(Stored items)
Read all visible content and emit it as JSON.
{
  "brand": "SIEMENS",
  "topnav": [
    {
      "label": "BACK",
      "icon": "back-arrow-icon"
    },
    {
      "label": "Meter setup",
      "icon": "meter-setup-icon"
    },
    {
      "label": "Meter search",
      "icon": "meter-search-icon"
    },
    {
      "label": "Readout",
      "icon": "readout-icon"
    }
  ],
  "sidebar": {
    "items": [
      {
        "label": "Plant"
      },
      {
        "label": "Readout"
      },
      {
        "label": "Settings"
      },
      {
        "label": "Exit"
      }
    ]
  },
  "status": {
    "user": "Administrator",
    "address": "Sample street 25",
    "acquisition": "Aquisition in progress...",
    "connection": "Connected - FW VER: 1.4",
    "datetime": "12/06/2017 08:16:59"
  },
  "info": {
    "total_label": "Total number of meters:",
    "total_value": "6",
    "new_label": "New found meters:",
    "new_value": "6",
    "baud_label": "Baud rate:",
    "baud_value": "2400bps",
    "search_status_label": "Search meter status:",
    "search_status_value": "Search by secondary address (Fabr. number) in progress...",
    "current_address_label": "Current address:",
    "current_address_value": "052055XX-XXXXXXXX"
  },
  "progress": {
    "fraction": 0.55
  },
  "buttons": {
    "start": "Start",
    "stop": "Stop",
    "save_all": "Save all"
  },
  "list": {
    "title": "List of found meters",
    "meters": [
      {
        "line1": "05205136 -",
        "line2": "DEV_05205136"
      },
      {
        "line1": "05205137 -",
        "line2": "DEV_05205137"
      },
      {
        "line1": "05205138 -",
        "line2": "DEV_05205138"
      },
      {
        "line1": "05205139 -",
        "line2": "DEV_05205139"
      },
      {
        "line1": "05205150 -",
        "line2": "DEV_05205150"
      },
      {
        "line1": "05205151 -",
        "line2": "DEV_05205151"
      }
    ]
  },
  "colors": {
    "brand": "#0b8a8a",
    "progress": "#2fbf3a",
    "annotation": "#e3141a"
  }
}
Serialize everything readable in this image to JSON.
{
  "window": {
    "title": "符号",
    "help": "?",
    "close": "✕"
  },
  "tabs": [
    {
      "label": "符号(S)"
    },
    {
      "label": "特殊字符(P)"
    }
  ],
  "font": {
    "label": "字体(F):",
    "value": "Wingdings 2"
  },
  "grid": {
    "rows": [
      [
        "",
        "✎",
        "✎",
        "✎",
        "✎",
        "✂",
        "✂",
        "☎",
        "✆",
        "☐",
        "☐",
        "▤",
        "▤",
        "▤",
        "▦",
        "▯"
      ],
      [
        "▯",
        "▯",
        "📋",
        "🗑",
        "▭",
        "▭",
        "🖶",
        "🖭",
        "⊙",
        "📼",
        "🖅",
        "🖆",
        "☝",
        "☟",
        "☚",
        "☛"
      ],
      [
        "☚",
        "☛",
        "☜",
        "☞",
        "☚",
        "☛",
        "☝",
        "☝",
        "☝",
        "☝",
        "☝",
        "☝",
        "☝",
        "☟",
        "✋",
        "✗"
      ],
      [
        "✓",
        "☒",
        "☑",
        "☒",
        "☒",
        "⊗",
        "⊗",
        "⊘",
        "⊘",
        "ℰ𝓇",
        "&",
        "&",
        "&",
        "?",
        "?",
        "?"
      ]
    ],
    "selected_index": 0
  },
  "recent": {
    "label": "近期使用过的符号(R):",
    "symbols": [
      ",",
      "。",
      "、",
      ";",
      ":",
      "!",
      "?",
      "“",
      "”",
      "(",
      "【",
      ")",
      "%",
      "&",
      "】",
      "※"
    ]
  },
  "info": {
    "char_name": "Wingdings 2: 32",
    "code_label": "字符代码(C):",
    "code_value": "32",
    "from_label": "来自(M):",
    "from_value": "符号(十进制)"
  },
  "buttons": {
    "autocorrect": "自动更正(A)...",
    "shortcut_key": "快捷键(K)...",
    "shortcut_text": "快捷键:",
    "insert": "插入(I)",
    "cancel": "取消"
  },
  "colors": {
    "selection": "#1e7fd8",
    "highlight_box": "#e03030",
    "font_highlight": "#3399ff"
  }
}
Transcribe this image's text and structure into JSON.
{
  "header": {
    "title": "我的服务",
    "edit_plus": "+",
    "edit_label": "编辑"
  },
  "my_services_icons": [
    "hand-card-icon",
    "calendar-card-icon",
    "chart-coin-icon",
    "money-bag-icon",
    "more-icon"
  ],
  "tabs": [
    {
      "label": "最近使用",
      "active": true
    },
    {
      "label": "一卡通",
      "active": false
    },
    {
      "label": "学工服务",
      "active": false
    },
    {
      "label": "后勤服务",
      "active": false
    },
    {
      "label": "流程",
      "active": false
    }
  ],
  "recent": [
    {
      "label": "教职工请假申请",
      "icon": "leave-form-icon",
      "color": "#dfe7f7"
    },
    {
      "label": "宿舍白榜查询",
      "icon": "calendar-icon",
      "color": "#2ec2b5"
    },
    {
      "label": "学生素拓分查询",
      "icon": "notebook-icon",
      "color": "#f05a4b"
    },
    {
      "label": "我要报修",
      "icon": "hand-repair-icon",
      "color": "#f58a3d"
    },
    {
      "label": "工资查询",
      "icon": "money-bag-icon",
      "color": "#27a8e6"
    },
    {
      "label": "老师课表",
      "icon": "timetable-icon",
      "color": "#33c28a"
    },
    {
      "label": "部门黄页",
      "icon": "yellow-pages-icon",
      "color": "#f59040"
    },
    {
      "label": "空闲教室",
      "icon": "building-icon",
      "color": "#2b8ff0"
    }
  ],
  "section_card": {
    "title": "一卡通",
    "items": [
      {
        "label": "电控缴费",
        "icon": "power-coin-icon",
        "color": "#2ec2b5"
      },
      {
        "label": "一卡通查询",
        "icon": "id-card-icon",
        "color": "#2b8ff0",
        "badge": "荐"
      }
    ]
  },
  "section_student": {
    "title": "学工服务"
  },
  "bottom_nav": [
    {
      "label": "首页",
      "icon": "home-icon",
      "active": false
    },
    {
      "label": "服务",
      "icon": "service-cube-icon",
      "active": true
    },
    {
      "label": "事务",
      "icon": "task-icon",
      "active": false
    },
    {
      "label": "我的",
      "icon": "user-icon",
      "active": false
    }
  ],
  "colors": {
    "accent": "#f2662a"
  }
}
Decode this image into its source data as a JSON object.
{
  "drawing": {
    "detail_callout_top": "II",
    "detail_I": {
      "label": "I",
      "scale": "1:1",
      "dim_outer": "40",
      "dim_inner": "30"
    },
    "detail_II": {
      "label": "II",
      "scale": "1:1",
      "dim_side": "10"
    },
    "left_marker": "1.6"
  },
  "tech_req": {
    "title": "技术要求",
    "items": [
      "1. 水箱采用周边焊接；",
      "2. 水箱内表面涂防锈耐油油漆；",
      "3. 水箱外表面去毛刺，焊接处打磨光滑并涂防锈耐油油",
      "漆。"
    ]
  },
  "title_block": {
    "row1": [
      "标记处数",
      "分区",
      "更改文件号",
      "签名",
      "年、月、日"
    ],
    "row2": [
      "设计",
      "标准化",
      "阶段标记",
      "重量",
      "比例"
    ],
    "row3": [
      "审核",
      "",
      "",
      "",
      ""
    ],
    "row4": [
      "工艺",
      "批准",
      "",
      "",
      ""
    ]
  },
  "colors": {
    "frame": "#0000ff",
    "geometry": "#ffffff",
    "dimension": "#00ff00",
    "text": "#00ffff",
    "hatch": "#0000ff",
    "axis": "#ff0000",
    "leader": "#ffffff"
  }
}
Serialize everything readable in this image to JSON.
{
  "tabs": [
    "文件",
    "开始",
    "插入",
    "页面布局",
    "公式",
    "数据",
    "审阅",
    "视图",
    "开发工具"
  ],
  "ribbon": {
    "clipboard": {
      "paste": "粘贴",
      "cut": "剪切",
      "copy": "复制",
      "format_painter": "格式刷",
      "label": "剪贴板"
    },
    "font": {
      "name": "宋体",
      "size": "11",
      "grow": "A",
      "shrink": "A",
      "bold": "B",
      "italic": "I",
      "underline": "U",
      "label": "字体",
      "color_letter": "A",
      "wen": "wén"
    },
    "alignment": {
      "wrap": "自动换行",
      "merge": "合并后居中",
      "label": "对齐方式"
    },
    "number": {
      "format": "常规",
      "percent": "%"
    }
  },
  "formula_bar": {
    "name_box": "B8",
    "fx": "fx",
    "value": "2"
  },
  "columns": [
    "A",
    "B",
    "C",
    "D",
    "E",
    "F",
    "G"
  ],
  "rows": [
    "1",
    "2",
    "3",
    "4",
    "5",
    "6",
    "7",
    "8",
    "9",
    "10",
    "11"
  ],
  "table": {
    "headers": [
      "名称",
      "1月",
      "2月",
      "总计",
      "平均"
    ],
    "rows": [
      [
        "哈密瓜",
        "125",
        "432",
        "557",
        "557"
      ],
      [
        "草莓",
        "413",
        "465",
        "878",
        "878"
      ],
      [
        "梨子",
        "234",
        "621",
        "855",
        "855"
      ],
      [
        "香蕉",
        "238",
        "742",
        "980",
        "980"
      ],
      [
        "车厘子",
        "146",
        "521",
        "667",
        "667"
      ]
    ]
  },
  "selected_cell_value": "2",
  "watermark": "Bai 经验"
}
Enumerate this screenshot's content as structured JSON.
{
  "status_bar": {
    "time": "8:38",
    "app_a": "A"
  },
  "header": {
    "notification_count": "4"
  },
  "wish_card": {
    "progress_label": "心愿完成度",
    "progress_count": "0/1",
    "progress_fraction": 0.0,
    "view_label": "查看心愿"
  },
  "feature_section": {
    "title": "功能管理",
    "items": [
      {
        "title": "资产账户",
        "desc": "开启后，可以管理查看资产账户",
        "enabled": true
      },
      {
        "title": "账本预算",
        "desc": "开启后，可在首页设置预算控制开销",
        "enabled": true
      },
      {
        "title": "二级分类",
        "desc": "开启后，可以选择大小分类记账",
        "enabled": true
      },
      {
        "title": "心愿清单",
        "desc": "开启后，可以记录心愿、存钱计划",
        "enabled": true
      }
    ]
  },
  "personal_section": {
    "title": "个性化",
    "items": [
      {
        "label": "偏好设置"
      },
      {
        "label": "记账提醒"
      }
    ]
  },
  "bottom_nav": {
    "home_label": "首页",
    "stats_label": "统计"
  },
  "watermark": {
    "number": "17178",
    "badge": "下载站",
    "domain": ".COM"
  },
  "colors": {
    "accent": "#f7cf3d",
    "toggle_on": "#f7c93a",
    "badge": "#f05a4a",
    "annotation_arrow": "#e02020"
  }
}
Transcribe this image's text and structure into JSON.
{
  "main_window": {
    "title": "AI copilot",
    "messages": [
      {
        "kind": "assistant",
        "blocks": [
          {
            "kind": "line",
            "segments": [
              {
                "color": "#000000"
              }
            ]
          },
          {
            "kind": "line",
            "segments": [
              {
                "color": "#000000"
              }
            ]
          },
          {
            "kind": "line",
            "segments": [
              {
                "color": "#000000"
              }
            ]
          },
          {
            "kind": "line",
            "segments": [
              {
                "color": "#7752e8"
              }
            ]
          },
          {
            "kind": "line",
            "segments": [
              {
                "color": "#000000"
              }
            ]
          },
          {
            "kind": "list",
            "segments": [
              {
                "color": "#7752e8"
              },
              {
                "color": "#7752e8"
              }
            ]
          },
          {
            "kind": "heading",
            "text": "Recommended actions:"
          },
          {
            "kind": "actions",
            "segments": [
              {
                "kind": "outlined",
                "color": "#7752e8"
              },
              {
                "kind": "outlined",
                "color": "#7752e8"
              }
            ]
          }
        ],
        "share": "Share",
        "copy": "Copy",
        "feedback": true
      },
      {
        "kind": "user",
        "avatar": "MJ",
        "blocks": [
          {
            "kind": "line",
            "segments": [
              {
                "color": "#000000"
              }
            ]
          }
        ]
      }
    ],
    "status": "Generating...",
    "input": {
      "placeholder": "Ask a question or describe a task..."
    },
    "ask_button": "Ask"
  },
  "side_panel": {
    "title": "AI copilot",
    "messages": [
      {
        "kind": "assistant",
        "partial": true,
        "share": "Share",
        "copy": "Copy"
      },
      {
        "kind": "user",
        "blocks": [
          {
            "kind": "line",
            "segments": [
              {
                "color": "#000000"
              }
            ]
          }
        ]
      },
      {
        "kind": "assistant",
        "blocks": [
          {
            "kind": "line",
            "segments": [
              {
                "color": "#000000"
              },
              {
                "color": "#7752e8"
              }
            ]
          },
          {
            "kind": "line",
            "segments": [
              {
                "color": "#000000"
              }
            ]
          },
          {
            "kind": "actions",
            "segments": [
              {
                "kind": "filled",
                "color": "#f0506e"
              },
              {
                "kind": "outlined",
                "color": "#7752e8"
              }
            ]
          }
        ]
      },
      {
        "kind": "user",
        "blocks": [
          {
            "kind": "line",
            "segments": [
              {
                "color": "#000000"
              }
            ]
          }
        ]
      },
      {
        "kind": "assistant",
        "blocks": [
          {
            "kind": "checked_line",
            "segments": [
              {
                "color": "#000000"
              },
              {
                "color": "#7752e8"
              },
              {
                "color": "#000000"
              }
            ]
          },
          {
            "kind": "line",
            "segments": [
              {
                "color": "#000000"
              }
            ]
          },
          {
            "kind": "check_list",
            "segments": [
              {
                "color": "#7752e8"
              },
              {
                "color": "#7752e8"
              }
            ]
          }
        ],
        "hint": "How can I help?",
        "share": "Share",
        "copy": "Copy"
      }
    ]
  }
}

▶ **Exercise instructions**:
Each line in the entries above that includes the string "setup" should be extracted.

▶ **Full response**:
      "label": "Meter setup",
      "icon": "meter-setup-icon"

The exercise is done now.